#### [SHORT PROBLEM]
The records that follow should be retyped word for word.

#### [MATERIAL SHOWN]
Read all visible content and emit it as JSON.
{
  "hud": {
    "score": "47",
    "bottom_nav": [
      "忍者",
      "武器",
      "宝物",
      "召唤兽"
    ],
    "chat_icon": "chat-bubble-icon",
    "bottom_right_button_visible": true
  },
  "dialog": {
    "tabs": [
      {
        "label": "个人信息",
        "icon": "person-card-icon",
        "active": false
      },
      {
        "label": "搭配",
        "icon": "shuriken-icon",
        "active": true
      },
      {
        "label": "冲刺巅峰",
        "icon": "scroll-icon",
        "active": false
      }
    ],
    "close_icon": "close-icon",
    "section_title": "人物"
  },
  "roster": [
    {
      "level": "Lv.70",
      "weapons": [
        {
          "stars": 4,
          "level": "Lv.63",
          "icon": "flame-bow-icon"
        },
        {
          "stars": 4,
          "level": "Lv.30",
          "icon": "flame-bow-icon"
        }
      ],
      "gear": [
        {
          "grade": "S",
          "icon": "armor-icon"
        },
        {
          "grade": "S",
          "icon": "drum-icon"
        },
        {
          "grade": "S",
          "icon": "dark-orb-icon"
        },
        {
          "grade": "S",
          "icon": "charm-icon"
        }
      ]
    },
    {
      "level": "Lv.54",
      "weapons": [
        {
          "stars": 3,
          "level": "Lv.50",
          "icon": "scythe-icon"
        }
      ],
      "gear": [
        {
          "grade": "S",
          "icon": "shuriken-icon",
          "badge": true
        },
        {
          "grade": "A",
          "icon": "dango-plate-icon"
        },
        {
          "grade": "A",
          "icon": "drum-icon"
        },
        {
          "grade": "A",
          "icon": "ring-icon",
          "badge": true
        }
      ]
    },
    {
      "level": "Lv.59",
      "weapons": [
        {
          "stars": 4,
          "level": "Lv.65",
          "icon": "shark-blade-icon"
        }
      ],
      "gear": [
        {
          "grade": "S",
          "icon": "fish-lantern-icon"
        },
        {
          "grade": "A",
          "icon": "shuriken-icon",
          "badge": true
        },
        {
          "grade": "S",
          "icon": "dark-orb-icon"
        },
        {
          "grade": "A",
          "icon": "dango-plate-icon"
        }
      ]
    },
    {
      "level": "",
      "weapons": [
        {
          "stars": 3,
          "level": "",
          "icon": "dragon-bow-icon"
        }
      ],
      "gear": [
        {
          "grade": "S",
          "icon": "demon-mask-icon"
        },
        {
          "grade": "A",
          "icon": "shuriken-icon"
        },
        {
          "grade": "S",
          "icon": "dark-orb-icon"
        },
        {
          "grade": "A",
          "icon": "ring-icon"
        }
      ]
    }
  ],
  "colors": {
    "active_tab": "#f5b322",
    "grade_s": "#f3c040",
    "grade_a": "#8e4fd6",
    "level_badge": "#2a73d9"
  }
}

#### [ANSWER TO THIS TASK]
Read all visible content and emit it as JSON.
{
  "hud": {
    "score": "47",
    "bottom_nav": [
      "忍者",
      "武器",
      "宝物",
      "召唤兽"
    ],
    "chat_icon": "chat-bubble-icon",
    "bottom_right_button_visible": true
  },
  "dialog": {
    "tabs": [
      {
        "label": "个人信息",
        "icon": "person-card-icon",
        "active": false
      },
      {
        "label": "搭配",
        "icon": "shuriken-icon",
        "active": true
      },
      {
        "label": "冲刺巅峰",
        "icon": "scroll-icon",
        "active": false
      }
    ],
    "close_icon": "close-icon",
    "section_title": "人物"
  },
  "roster": [
    {
      "level": "Lv.70",
      "weapons": [
        {
          "stars": 4,
          "level": "Lv.63",
          "icon": "flame-bow-icon"
        },
        {
          "stars": 4,
          "level": "Lv.30",
          "icon": "flame-bow-icon"
        }
      ],
      "gear": [
        {
          "grade": "S",
          "icon": "armor-icon"
        },
        {
          "grade": "S",
          "icon": "drum-icon"
        },
        {
          "grade": "S",
          "icon": "dark-orb-icon"
        },
        {
          "grade": "S",
          "icon": "charm-icon"
        }
      ]
    },
    {
      "level": "Lv.54",
      "weapons": [
        {
          "stars": 3,
          "level": "Lv.50",
          "icon": "scythe-icon"
        }
      ],
      "gear": [
        {
          "grade": "S",
          "icon": "shuriken-icon",
          "badge": true
        },
        {
          "grade": "A",
          "icon": "dango-plate-icon"
        },
        {
          "grade": "A",
          "icon": "drum-icon"
        },
        {
          "grade": "A",
          "icon": "ring-icon",
          "badge": true
        }
      ]
    },
    {
      "level": "Lv.59",
      "weapons": [
        {
          "stars": 4,
          "level": "Lv.65",
          "icon": "shark-blade-icon"
        }
      ],
      "gear": [
        {
          "grade": "S",
          "icon": "fish-lantern-icon"
        },
        {
          "grade": "A",
          "icon": "shuriken-icon",
          "badge": true
        },
        {
          "grade": "S",
          "icon": "dark-orb-icon"
        },
        {
          "grade": "A",
          "icon": "dango-plate-icon"
        }
      ]
    },
    {
      "level": "",
      "weapons": [
        {
          "stars": 3,
          "level": "",
          "icon": "dragon-bow-icon"
        }
      ],
      "gear": [
        {
          "grade": "S",
          "icon": "demon-mask-icon"
        },
        {
          "grade": "A",
          "icon": "shuriken-icon"
        },
        {
          "grade": "S",
          "icon": "dark-orb-icon"
        },
        {
          "grade": "A",
          "icon": "ring-icon"
        }
      ]
    }
  ],
  "colors": {
    "active_tab": "#f5b322",
    "grade_s": "#f3c040",
    "grade_a": "#8e4fd6",
    "level_badge": "#2a73d9"
  }
}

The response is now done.